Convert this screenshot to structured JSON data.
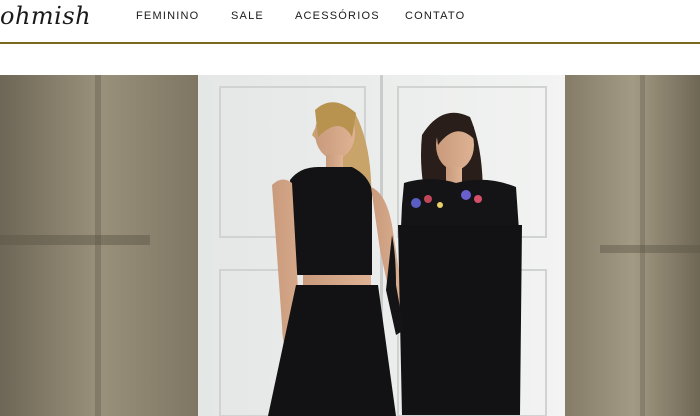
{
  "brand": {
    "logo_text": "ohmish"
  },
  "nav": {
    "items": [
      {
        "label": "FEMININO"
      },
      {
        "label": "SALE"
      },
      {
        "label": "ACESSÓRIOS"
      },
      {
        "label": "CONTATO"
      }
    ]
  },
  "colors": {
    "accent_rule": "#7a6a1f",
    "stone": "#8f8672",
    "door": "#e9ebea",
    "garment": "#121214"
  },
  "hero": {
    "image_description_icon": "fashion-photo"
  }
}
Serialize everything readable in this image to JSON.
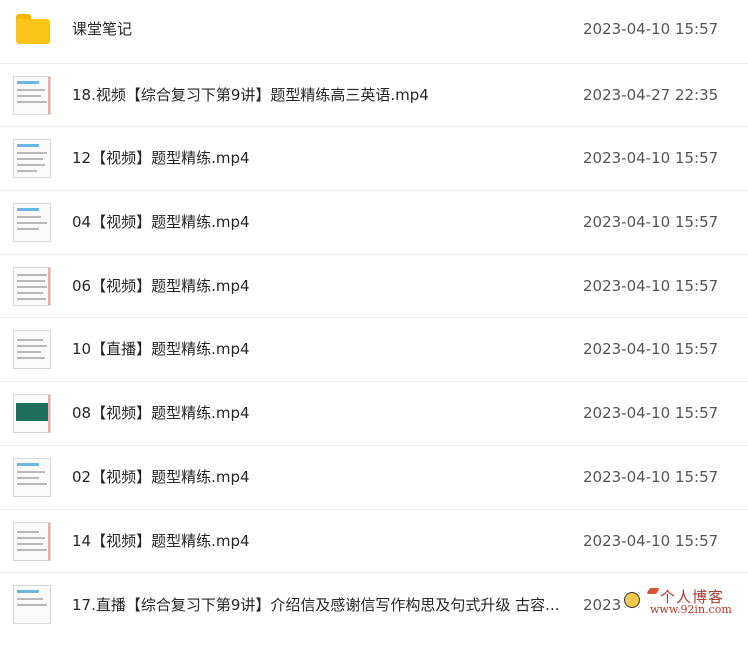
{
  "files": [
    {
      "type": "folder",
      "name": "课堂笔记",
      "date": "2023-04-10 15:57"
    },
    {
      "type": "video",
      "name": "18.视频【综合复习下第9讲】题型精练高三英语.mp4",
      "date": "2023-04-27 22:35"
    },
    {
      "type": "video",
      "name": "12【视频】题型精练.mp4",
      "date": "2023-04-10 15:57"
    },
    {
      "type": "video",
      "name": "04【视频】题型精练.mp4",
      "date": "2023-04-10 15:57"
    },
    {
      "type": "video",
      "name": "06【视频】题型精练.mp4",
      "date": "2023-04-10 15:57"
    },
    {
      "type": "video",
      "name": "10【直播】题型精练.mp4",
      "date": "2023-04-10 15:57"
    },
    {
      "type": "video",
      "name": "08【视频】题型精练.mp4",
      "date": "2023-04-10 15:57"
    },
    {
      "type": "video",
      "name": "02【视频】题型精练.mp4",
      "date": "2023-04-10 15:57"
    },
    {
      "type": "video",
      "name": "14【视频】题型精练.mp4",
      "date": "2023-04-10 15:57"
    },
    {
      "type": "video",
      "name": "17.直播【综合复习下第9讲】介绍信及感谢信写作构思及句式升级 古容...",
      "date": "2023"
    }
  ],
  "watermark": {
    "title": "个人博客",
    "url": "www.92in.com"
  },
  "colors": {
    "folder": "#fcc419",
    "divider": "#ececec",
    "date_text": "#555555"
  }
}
•••
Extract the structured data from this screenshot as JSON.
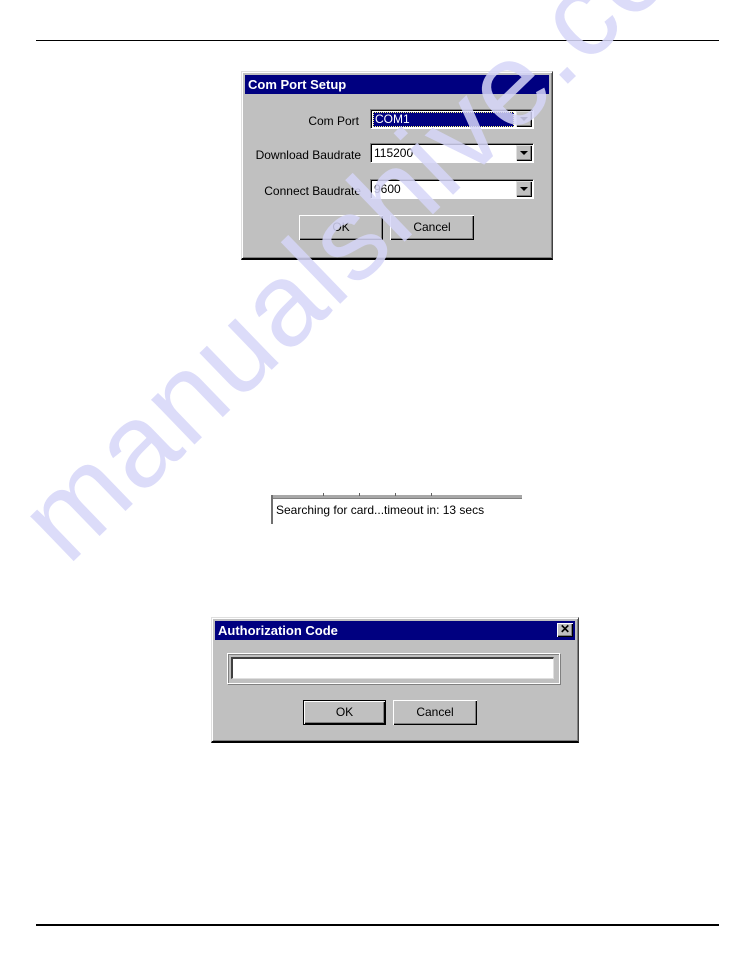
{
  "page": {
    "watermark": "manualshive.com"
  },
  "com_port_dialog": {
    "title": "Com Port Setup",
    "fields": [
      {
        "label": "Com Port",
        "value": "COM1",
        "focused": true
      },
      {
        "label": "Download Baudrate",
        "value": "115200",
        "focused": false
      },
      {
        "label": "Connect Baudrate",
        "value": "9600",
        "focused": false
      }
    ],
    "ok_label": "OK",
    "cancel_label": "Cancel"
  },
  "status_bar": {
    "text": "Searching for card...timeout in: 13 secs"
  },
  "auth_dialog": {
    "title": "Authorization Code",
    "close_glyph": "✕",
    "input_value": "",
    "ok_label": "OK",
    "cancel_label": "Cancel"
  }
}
•••
Using the listing, say how many lines include the word "data", and add nothing else.

Response to this exercise:
2